[Spatial layout lines]
+ + + +
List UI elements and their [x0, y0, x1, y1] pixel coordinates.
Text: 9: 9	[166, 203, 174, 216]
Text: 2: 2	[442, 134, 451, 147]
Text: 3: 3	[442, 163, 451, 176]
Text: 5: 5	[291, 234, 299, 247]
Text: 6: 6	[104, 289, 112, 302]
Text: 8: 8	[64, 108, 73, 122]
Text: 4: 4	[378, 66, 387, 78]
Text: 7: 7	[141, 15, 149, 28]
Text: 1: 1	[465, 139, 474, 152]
+ + + +
TASK STATEMENT: Convert the lines above into a Markdown table with the columns No. and Line, giving each line its own numbered row and omitting any blank lines.

FINAL ANSWER:
| No. | Line |
|---|---|
| 1 | List UI elements and their [x0, y0, x1, y1] pixel coordinates. |
| 2 | Text: 9: 9	[166, 203, 174, 216] |
| 3 | Text: 2: 2	[442, 134, 451, 147] |
| 4 | Text: 3: 3	[442, 163, 451, 176] |
| 5 | Text: 5: 5	[291, 234, 299, 247] |
| 6 | Text: 6: 6	[104, 289, 112, 302] |
| 7 | Text: 8: 8	[64, 108, 73, 122] |
| 8 | Text: 4: 4	[378, 66, 387, 78] |
| 9 | Text: 7: 7	[141, 15, 149, 28] |
| 10 | Text: 1: 1	[465, 139, 474, 152] |